**Stated exercise**
Format the data below as a numbered list, leaving out any blank lines.

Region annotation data
↓
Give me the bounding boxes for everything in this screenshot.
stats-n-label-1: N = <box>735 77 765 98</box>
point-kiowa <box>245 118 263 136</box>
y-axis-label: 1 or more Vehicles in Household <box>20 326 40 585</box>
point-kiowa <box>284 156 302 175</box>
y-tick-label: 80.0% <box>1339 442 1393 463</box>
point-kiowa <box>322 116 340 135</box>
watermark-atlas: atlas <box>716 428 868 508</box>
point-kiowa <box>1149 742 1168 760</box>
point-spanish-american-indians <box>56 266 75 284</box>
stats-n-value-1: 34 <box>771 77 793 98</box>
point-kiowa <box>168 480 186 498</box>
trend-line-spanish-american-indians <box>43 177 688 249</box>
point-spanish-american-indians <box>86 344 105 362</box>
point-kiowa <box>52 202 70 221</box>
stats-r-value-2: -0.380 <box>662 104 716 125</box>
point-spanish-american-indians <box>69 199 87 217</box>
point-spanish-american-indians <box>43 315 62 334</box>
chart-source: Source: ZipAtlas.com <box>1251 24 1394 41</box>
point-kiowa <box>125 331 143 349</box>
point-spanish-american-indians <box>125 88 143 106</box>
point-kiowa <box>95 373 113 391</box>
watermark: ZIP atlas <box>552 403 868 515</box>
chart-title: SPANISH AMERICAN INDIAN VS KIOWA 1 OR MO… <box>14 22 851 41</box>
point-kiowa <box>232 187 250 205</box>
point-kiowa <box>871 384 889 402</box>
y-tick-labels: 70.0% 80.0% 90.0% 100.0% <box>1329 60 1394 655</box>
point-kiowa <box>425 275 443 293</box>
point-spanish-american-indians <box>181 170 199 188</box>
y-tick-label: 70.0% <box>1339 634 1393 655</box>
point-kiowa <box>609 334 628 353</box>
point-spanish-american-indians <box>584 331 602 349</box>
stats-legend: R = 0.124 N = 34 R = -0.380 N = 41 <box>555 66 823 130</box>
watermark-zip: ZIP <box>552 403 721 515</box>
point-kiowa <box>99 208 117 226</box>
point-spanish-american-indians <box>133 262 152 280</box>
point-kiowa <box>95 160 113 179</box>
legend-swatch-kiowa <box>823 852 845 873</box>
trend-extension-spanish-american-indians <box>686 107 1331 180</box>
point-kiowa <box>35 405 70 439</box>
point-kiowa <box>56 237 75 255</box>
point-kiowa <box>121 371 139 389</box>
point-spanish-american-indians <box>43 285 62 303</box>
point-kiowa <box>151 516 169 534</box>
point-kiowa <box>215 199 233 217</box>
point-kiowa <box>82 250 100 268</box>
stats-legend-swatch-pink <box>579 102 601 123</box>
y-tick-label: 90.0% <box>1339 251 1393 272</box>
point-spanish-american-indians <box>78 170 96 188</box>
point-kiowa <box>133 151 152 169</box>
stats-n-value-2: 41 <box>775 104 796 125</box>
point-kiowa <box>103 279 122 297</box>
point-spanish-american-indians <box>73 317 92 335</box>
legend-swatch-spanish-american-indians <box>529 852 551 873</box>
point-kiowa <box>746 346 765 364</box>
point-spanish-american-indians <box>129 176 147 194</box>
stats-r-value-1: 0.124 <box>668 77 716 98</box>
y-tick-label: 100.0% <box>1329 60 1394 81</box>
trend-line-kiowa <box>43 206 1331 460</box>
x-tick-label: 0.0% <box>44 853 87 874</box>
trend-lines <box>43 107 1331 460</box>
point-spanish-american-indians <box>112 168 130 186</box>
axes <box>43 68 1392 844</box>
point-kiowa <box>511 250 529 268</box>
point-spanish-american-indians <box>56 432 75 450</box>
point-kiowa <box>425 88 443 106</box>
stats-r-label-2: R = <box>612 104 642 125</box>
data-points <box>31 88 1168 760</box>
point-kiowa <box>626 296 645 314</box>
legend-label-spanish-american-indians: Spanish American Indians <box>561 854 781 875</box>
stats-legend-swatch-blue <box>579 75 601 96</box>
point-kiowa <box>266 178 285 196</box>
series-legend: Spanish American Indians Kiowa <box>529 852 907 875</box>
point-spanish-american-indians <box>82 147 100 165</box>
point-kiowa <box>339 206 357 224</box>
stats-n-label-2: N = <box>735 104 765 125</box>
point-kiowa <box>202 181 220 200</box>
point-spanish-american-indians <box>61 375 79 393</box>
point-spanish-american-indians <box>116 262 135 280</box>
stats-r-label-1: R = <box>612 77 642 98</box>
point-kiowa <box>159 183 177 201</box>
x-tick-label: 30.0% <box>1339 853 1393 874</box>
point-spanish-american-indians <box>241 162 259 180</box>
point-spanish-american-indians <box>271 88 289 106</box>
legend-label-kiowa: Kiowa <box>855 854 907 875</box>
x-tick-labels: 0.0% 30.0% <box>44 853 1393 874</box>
↑
**Task response**
1. Give me the bounding boxes for everything in this screenshot.
2. stats-n-label-1: N = <box>735 77 765 98</box>
3. point-kiowa <box>245 118 263 136</box>
4. y-axis-label: 1 or more Vehicles in Household <box>20 326 40 585</box>
5. point-kiowa <box>284 156 302 175</box>
6. y-tick-label: 80.0% <box>1339 442 1393 463</box>
7. point-kiowa <box>322 116 340 135</box>
8. watermark-atlas: atlas <box>716 428 868 508</box>
9. point-kiowa <box>1149 742 1168 760</box>
10. point-spanish-american-indians <box>56 266 75 284</box>
11. stats-n-value-1: 34 <box>771 77 793 98</box>
12. point-kiowa <box>168 480 186 498</box>
13. trend-line-spanish-american-indians <box>43 177 688 249</box>
14. point-spanish-american-indians <box>86 344 105 362</box>
15. point-kiowa <box>52 202 70 221</box>
16. stats-r-value-2: -0.380 <box>662 104 716 125</box>
17. point-spanish-american-indians <box>69 199 87 217</box>
18. point-spanish-american-indians <box>43 315 62 334</box>
19. chart-source: Source: ZipAtlas.com <box>1251 24 1394 41</box>
20. point-kiowa <box>125 331 143 349</box>
21. point-spanish-american-indians <box>125 88 143 106</box>
22. point-kiowa <box>95 373 113 391</box>
23. watermark: ZIP atlas <box>552 403 868 515</box>
24. chart-title: SPANISH AMERICAN INDIAN VS KIOWA 1 OR MO… <box>14 22 851 41</box>
25. point-kiowa <box>232 187 250 205</box>
26. point-kiowa <box>871 384 889 402</box>
27. y-tick-labels: 70.0% 80.0% 90.0% 100.0% <box>1329 60 1394 655</box>
28. point-kiowa <box>425 275 443 293</box>
29. point-spanish-american-indians <box>181 170 199 188</box>
30. y-tick-label: 70.0% <box>1339 634 1393 655</box>
31. point-kiowa <box>609 334 628 353</box>
32. point-spanish-american-indians <box>584 331 602 349</box>
33. stats-legend: R = 0.124 N = 34 R = -0.380 N = 41 <box>555 66 823 130</box>
34. watermark-zip: ZIP <box>552 403 721 515</box>
35. point-kiowa <box>99 208 117 226</box>
36. point-spanish-american-indians <box>133 262 152 280</box>
37. point-kiowa <box>95 160 113 179</box>
38. legend-swatch-kiowa <box>823 852 845 873</box>
39. trend-extension-spanish-american-indians <box>686 107 1331 180</box>
40. point-kiowa <box>35 405 70 439</box>
41. point-kiowa <box>56 237 75 255</box>
42. point-kiowa <box>121 371 139 389</box>
43. point-spanish-american-indians <box>43 285 62 303</box>
44. point-kiowa <box>151 516 169 534</box>
45. point-kiowa <box>215 199 233 217</box>
46. point-kiowa <box>82 250 100 268</box>
47. stats-legend-swatch-pink <box>579 102 601 123</box>
48. y-tick-label: 90.0% <box>1339 251 1393 272</box>
49. point-spanish-american-indians <box>78 170 96 188</box>
50. point-kiowa <box>133 151 152 169</box>
51. stats-n-value-2: 41 <box>775 104 796 125</box>
52. point-kiowa <box>103 279 122 297</box>
53. point-spanish-american-indians <box>73 317 92 335</box>
54. legend-swatch-spanish-american-indians <box>529 852 551 873</box>
55. point-kiowa <box>746 346 765 364</box>
56. point-spanish-american-indians <box>129 176 147 194</box>
57. stats-r-value-1: 0.124 <box>668 77 716 98</box>
58. y-tick-label: 100.0% <box>1329 60 1394 81</box>
59. trend-line-kiowa <box>43 206 1331 460</box>
60. x-tick-label: 0.0% <box>44 853 87 874</box>
61. trend-lines <box>43 107 1331 460</box>
62. point-spanish-american-indians <box>112 168 130 186</box>
63. axes <box>43 68 1392 844</box>
64. point-kiowa <box>511 250 529 268</box>
65. point-spanish-american-indians <box>56 432 75 450</box>
66. point-kiowa <box>425 88 443 106</box>
67. stats-r-label-2: R = <box>612 104 642 125</box>
68. data-points <box>31 88 1168 760</box>
69. point-kiowa <box>626 296 645 314</box>
70. legend-label-spanish-american-indians: Spanish American Indians <box>561 854 781 875</box>
71. stats-legend-swatch-blue <box>579 75 601 96</box>
72. point-kiowa <box>266 178 285 196</box>
73. series-legend: Spanish American Indians Kiowa <box>529 852 907 875</box>
74. point-spanish-american-indians <box>82 147 100 165</box>
75. point-kiowa <box>339 206 357 224</box>
76. stats-n-label-2: N = <box>735 104 765 125</box>
77. point-kiowa <box>202 181 220 200</box>
78. point-spanish-american-indians <box>61 375 79 393</box>
79. point-spanish-american-indians <box>116 262 135 280</box>
80. stats-r-label-1: R = <box>612 77 642 98</box>
81. point-kiowa <box>159 183 177 201</box>
82. x-tick-label: 30.0% <box>1339 853 1393 874</box>
83. point-spanish-american-indians <box>241 162 259 180</box>
84. point-spanish-american-indians <box>271 88 289 106</box>
85. legend-label-kiowa: Kiowa <box>855 854 907 875</box>
86. x-tick-labels: 0.0% 30.0% <box>44 853 1393 874</box>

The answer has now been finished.